Copy each line that contains the word "Year".

◆ Source records
* * *
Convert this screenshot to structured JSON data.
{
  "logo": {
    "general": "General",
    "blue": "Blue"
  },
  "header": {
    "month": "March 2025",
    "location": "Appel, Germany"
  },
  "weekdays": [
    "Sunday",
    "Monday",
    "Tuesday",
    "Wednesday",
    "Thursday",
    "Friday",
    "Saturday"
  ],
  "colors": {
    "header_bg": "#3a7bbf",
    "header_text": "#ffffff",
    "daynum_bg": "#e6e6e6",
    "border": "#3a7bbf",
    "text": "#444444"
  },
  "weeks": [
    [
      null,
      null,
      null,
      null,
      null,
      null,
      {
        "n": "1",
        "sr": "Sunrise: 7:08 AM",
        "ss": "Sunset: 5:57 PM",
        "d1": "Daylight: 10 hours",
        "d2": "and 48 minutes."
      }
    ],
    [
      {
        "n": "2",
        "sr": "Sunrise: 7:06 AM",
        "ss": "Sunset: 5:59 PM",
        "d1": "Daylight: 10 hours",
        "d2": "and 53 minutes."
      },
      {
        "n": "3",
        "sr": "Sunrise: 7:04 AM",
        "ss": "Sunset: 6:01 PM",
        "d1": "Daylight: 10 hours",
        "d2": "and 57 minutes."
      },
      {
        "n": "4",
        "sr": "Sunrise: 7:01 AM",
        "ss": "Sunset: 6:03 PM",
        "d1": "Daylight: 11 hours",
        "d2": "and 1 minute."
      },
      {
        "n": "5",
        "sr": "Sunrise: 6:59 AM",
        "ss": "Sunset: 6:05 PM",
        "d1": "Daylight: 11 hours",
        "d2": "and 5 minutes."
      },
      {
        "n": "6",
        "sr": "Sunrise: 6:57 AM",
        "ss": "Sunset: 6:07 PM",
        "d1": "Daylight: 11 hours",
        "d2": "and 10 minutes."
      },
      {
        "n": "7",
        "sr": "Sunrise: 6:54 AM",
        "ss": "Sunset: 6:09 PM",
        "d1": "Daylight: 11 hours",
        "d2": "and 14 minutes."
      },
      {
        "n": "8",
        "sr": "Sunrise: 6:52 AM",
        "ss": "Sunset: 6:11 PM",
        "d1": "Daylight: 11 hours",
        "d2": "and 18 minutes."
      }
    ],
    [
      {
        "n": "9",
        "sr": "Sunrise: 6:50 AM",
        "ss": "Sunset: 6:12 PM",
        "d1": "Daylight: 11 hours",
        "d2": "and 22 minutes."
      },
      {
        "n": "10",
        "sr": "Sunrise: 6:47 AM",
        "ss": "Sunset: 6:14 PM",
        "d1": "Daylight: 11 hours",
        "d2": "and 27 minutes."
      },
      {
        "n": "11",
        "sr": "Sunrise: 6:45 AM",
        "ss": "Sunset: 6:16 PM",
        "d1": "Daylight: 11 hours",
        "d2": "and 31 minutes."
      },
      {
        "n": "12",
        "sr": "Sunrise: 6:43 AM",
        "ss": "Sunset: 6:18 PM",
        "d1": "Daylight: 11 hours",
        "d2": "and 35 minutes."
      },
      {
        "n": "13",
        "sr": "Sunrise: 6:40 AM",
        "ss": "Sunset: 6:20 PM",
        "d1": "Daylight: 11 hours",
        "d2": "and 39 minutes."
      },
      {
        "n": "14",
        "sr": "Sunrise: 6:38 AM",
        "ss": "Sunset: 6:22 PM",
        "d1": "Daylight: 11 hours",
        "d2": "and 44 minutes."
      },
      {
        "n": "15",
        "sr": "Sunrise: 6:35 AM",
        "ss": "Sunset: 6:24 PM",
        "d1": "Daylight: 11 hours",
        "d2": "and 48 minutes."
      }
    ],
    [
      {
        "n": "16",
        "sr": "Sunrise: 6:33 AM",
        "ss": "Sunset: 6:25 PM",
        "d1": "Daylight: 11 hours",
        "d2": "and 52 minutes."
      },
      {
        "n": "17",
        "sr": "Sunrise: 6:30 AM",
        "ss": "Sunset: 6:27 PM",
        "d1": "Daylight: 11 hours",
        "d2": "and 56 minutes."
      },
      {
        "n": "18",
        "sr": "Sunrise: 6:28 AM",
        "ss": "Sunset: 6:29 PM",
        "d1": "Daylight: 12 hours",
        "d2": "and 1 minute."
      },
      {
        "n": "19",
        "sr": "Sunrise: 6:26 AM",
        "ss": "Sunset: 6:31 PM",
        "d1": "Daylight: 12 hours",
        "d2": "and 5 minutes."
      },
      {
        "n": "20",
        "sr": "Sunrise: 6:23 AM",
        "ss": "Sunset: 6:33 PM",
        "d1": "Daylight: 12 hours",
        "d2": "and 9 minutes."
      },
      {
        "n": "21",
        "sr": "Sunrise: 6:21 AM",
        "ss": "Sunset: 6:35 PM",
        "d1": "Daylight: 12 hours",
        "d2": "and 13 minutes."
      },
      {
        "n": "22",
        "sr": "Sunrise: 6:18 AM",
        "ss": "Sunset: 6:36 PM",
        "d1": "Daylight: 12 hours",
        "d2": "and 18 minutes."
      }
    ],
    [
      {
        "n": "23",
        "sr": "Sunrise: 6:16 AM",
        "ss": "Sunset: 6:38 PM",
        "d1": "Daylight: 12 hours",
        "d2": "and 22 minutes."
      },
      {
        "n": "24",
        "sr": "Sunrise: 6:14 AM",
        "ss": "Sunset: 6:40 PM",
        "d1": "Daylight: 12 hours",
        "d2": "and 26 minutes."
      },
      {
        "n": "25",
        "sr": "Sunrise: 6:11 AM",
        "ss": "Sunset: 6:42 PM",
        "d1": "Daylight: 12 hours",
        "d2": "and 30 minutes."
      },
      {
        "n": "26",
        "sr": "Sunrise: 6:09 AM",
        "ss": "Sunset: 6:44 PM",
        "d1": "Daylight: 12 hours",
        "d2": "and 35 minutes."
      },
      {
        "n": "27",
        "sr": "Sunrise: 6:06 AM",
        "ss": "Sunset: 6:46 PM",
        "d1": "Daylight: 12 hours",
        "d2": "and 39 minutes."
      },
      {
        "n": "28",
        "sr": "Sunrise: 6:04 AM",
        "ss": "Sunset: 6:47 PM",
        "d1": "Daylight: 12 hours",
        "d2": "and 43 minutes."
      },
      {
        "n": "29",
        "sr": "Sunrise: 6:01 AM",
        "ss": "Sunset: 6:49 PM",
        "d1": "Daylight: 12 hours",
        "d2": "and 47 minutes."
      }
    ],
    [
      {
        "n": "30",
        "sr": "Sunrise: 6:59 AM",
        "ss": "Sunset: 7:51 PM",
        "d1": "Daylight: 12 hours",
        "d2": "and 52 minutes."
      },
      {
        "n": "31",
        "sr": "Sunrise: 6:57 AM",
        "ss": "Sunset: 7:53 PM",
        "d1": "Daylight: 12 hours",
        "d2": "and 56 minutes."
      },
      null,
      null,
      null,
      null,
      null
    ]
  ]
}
* * *
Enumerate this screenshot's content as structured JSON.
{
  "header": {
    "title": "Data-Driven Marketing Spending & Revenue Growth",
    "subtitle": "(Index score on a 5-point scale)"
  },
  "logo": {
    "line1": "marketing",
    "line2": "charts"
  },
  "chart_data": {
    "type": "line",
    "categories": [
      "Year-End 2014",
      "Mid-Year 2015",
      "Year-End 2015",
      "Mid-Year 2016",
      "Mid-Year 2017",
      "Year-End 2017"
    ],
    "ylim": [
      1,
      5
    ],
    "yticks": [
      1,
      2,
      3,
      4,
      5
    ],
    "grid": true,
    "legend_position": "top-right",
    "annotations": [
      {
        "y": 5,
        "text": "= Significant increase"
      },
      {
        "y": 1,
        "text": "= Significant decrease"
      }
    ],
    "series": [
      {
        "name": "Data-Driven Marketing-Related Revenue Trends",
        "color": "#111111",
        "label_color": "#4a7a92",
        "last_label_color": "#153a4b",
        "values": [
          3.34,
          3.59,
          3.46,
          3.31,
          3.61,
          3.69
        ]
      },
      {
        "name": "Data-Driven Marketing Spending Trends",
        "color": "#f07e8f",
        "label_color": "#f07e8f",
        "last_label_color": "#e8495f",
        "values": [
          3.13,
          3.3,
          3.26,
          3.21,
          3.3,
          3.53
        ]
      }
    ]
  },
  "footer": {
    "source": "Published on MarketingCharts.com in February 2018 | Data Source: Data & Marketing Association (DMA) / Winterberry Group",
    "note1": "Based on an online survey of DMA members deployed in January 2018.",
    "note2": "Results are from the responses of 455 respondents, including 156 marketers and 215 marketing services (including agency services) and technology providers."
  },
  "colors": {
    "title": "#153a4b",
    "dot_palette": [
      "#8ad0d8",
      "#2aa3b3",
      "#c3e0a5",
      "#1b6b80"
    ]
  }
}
* * *
◆ FINAL RESULT
      "Year-End 2014",
      "Mid-Year 2015",
      "Year-End 2015",
      "Mid-Year 2016",
      "Mid-Year 2017",
      "Year-End 2017"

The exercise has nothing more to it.